Return the number of lines that contain the word "vthenn", and return nothing else.

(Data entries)
===============

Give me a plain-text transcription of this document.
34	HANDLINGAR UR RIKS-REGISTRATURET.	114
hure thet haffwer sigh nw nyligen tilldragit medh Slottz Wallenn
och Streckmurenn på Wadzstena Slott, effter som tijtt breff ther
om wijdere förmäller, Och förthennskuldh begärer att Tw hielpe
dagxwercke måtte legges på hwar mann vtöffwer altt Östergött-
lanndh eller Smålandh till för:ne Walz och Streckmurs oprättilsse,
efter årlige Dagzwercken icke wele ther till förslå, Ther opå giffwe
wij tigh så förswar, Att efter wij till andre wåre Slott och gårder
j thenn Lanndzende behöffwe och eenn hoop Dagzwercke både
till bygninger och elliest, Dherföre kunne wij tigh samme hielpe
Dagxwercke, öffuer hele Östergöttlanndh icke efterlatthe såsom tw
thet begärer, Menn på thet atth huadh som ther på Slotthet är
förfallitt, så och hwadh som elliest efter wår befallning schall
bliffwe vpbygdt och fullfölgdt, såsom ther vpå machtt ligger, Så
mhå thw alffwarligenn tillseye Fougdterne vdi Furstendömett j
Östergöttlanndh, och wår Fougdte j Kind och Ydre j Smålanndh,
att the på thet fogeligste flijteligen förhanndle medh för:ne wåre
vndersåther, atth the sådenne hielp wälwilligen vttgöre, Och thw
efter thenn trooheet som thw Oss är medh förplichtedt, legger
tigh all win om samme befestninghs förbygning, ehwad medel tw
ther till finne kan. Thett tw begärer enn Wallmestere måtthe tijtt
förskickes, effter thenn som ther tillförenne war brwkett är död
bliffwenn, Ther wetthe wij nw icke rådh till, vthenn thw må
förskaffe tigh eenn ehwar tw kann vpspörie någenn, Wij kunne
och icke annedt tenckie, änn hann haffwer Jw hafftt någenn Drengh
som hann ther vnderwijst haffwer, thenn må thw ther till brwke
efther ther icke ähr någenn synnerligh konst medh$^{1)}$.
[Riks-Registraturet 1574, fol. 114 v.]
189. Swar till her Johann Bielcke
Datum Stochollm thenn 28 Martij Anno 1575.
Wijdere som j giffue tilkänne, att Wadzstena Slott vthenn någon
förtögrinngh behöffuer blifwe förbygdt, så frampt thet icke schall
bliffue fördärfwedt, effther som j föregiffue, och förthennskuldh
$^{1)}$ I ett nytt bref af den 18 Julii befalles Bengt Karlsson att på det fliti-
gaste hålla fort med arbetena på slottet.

===============

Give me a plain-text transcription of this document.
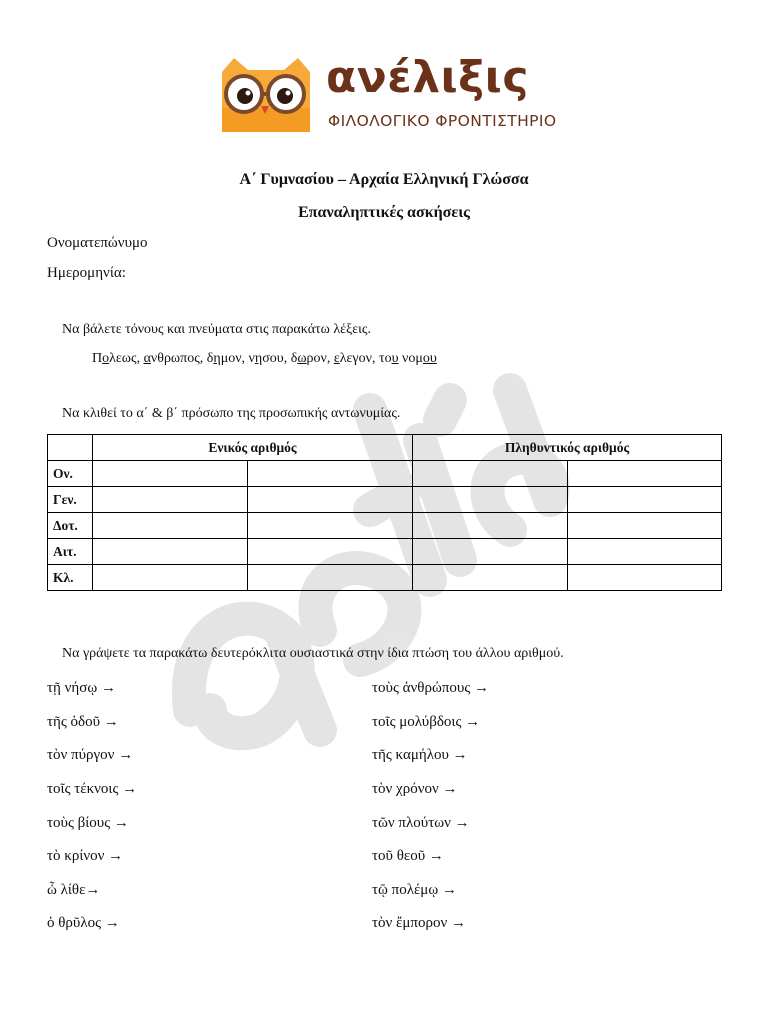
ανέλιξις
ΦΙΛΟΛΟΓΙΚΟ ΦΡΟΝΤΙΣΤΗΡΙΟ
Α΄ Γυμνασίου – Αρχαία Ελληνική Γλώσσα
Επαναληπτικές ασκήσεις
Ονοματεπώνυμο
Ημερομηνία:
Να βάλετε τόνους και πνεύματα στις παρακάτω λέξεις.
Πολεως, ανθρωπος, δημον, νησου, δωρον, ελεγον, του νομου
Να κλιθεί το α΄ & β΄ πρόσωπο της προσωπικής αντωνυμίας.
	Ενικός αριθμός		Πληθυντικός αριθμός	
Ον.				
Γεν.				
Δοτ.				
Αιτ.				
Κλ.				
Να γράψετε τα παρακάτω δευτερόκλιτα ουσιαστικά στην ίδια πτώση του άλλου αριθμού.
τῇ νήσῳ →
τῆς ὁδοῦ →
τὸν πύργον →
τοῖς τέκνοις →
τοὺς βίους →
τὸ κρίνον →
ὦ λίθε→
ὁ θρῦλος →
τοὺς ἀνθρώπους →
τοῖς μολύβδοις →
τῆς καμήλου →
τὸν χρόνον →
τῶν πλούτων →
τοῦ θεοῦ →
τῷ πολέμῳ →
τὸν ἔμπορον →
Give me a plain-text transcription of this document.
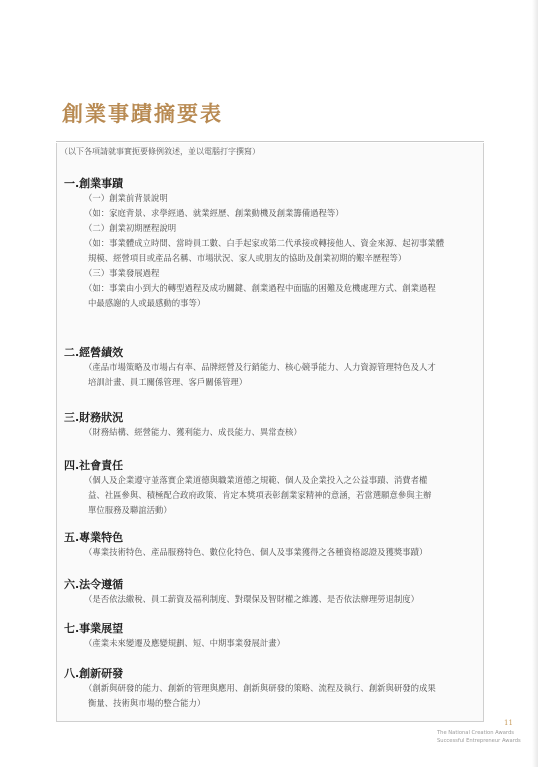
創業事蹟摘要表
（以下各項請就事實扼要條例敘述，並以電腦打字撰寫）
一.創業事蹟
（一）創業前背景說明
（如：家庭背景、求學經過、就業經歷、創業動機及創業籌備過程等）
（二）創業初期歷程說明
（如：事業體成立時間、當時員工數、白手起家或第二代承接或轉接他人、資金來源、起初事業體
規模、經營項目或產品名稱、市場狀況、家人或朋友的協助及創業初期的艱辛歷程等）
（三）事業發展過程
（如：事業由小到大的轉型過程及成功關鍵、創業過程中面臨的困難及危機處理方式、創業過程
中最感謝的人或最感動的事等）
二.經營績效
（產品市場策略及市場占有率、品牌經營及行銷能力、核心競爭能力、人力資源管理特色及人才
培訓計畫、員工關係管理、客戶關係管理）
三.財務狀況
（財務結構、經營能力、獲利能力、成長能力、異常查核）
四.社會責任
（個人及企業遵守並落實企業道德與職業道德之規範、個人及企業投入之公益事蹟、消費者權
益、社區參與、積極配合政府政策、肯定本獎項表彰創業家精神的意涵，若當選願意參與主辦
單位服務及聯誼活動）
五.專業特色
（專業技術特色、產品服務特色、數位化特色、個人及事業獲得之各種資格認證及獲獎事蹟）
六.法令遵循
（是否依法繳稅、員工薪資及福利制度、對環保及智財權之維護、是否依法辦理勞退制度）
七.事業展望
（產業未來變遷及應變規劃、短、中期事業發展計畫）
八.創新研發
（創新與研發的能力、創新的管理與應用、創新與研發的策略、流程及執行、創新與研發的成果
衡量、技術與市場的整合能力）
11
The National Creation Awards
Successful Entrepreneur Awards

===============

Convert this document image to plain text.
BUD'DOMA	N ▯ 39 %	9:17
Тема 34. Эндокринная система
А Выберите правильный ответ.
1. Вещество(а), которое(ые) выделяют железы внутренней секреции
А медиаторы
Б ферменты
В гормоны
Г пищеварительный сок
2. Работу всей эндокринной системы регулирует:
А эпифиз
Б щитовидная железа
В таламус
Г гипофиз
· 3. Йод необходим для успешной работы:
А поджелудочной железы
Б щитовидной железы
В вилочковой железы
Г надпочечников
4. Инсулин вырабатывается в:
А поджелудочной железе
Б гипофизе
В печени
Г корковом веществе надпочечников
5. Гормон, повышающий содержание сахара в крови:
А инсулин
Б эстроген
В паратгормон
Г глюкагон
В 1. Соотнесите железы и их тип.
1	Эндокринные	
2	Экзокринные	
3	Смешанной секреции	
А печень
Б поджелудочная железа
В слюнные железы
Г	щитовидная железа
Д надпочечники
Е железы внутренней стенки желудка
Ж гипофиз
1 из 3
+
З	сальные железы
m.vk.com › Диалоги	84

===============

## SOLUTION BELOW
2